* TASK DATA *
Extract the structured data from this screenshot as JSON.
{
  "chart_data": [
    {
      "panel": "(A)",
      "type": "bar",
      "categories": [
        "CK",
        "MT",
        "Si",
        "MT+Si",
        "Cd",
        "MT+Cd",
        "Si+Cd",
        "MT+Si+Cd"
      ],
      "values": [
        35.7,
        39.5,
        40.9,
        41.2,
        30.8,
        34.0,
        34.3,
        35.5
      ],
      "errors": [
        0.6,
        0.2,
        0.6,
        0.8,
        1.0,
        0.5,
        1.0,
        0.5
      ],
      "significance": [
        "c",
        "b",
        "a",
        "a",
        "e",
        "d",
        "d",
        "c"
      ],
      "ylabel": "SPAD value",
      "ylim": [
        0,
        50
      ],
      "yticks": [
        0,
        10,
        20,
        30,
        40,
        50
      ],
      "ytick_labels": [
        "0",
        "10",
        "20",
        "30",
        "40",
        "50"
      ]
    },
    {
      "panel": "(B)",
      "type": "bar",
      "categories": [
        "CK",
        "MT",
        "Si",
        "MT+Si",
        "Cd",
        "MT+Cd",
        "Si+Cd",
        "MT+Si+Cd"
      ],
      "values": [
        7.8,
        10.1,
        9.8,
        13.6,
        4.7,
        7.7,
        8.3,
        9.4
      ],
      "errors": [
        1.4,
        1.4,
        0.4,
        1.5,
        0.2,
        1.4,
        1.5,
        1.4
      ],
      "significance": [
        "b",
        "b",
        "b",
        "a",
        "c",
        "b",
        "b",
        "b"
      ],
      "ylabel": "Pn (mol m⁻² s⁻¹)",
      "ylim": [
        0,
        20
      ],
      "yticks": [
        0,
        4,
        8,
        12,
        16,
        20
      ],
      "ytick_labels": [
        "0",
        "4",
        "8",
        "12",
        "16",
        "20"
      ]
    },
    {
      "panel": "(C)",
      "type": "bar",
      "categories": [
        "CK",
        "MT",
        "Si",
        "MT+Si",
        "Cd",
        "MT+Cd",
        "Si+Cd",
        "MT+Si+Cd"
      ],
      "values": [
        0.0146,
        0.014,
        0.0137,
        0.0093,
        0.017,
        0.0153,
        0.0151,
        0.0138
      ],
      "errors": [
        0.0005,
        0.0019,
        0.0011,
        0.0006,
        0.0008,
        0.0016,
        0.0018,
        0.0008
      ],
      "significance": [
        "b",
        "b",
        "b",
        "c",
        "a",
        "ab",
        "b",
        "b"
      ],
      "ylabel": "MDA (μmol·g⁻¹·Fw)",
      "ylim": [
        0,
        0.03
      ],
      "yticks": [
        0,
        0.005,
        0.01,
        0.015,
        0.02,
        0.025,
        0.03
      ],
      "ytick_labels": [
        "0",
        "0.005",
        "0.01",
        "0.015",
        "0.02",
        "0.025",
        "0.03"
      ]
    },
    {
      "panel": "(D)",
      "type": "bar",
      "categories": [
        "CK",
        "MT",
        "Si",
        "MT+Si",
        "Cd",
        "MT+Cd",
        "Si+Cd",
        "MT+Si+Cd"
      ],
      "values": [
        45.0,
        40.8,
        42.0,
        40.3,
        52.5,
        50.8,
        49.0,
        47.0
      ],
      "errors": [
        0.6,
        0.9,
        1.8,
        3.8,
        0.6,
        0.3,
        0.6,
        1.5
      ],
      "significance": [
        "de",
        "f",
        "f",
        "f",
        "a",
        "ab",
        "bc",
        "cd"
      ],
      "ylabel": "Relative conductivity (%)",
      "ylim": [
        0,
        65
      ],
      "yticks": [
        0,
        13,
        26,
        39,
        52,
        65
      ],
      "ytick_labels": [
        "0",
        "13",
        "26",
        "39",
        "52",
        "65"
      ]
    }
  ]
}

* SHORT PROBLEM *
Copy out all of the lines above exactly.

* RESULT BELOW *
Extract the structured data from this screenshot as JSON.
{
  "chart_data": [
    {
      "panel": "(A)",
      "type": "bar",
      "categories": [
        "CK",
        "MT",
        "Si",
        "MT+Si",
        "Cd",
        "MT+Cd",
        "Si+Cd",
        "MT+Si+Cd"
      ],
      "values": [
        35.7,
        39.5,
        40.9,
        41.2,
        30.8,
        34.0,
        34.3,
        35.5
      ],
      "errors": [
        0.6,
        0.2,
        0.6,
        0.8,
        1.0,
        0.5,
        1.0,
        0.5
      ],
      "significance": [
        "c",
        "b",
        "a",
        "a",
        "e",
        "d",
        "d",
        "c"
      ],
      "ylabel": "SPAD value",
      "ylim": [
        0,
        50
      ],
      "yticks": [
        0,
        10,
        20,
        30,
        40,
        50
      ],
      "ytick_labels": [
        "0",
        "10",
        "20",
        "30",
        "40",
        "50"
      ]
    },
    {
      "panel": "(B)",
      "type": "bar",
      "categories": [
        "CK",
        "MT",
        "Si",
        "MT+Si",
        "Cd",
        "MT+Cd",
        "Si+Cd",
        "MT+Si+Cd"
      ],
      "values": [
        7.8,
        10.1,
        9.8,
        13.6,
        4.7,
        7.7,
        8.3,
        9.4
      ],
      "errors": [
        1.4,
        1.4,
        0.4,
        1.5,
        0.2,
        1.4,
        1.5,
        1.4
      ],
      "significance": [
        "b",
        "b",
        "b",
        "a",
        "c",
        "b",
        "b",
        "b"
      ],
      "ylabel": "Pn (mol m⁻² s⁻¹)",
      "ylim": [
        0,
        20
      ],
      "yticks": [
        0,
        4,
        8,
        12,
        16,
        20
      ],
      "ytick_labels": [
        "0",
        "4",
        "8",
        "12",
        "16",
        "20"
      ]
    },
    {
      "panel": "(C)",
      "type": "bar",
      "categories": [
        "CK",
        "MT",
        "Si",
        "MT+Si",
        "Cd",
        "MT+Cd",
        "Si+Cd",
        "MT+Si+Cd"
      ],
      "values": [
        0.0146,
        0.014,
        0.0137,
        0.0093,
        0.017,
        0.0153,
        0.0151,
        0.0138
      ],
      "errors": [
        0.0005,
        0.0019,
        0.0011,
        0.0006,
        0.0008,
        0.0016,
        0.0018,
        0.0008
      ],
      "significance": [
        "b",
        "b",
        "b",
        "c",
        "a",
        "ab",
        "b",
        "b"
      ],
      "ylabel": "MDA (μmol·g⁻¹·Fw)",
      "ylim": [
        0,
        0.03
      ],
      "yticks": [
        0,
        0.005,
        0.01,
        0.015,
        0.02,
        0.025,
        0.03
      ],
      "ytick_labels": [
        "0",
        "0.005",
        "0.01",
        "0.015",
        "0.02",
        "0.025",
        "0.03"
      ]
    },
    {
      "panel": "(D)",
      "type": "bar",
      "categories": [
        "CK",
        "MT",
        "Si",
        "MT+Si",
        "Cd",
        "MT+Cd",
        "Si+Cd",
        "MT+Si+Cd"
      ],
      "values": [
        45.0,
        40.8,
        42.0,
        40.3,
        52.5,
        50.8,
        49.0,
        47.0
      ],
      "errors": [
        0.6,
        0.9,
        1.8,
        3.8,
        0.6,
        0.3,
        0.6,
        1.5
      ],
      "significance": [
        "de",
        "f",
        "f",
        "f",
        "a",
        "ab",
        "bc",
        "cd"
      ],
      "ylabel": "Relative conductivity (%)",
      "ylim": [
        0,
        65
      ],
      "yticks": [
        0,
        13,
        26,
        39,
        52,
        65
      ],
      "ytick_labels": [
        "0",
        "13",
        "26",
        "39",
        "52",
        "65"
      ]
    }
  ]
}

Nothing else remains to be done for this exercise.